# START OF Supplied data

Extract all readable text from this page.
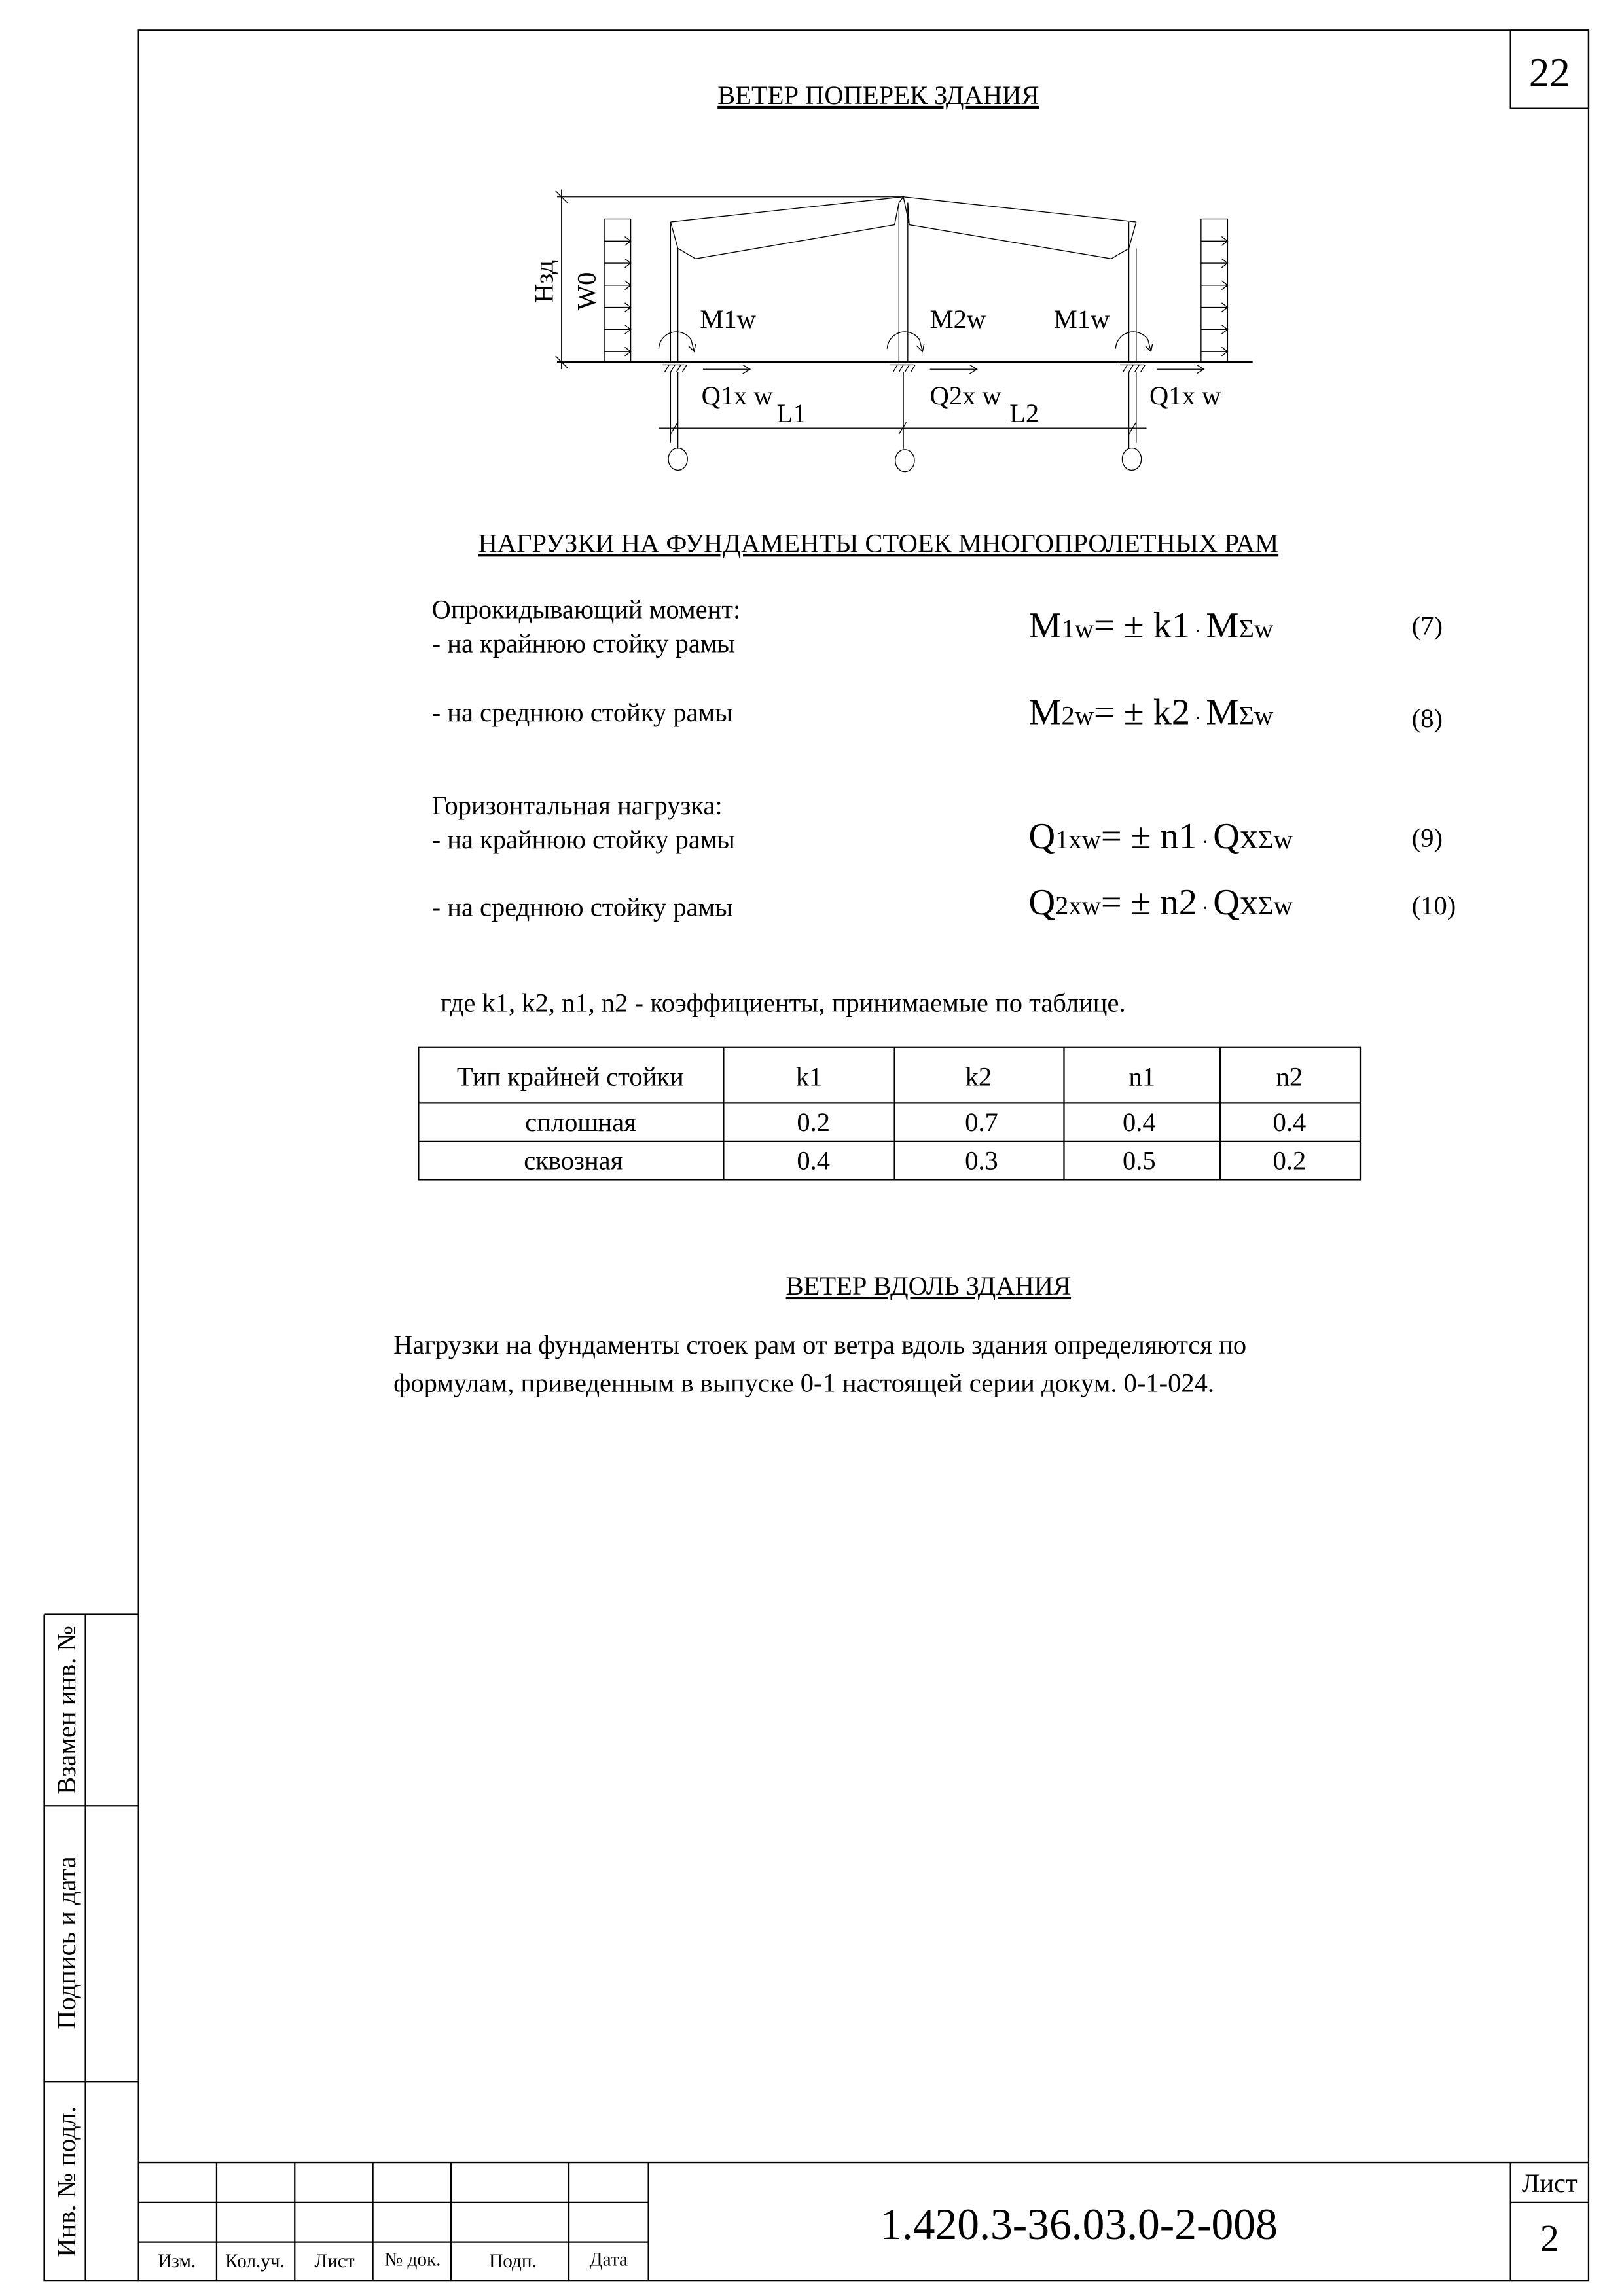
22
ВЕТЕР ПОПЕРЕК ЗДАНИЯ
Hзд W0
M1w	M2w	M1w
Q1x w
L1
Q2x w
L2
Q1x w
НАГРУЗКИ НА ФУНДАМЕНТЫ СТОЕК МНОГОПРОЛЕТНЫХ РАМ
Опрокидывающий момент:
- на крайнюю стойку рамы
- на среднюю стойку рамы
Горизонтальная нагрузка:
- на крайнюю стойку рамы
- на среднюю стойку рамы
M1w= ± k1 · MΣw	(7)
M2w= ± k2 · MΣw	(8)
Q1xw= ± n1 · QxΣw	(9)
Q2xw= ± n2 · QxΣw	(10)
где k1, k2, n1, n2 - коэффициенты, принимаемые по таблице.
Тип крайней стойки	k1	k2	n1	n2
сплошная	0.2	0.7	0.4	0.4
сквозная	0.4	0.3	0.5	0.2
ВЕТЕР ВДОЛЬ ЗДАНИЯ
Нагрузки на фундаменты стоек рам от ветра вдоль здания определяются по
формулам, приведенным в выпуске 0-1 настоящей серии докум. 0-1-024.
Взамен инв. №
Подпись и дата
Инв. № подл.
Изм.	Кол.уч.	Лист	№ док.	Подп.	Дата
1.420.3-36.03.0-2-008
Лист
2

# END OF Supplied data
# START OF Supplied data

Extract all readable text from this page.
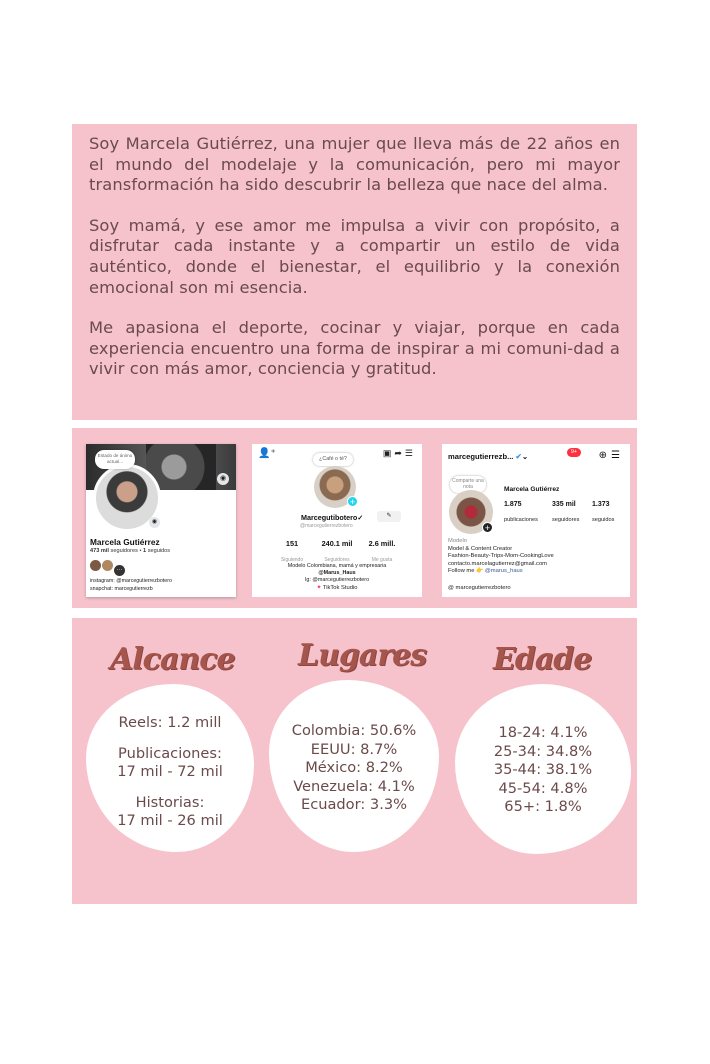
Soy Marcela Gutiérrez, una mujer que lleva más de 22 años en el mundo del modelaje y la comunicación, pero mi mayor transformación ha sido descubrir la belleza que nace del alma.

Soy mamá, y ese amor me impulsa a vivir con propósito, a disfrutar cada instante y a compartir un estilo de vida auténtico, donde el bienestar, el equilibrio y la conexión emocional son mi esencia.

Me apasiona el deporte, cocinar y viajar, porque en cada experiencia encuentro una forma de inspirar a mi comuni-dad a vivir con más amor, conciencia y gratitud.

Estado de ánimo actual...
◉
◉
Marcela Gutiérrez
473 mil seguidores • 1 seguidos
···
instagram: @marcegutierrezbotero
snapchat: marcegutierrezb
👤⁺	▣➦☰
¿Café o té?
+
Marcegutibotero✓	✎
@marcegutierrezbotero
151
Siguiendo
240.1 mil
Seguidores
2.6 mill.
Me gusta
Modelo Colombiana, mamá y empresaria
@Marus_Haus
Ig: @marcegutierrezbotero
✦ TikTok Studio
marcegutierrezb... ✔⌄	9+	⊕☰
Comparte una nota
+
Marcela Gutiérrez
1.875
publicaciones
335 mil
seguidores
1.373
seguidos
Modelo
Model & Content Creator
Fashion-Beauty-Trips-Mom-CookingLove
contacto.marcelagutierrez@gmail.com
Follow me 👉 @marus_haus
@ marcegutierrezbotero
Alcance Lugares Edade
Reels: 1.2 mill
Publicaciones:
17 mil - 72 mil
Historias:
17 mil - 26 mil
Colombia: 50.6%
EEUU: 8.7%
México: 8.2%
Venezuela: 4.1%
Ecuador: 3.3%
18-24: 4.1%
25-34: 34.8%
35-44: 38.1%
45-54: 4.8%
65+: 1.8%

# END OF Supplied data

Written task: Filter the data for the string "marcegutierrezbotero" and copy every line that has it.

Problem solution:
instagram: @marcegutierrezbotero
@marcegutierrezbotero
Ig: @marcegutierrezbotero
@ marcegutierrezbotero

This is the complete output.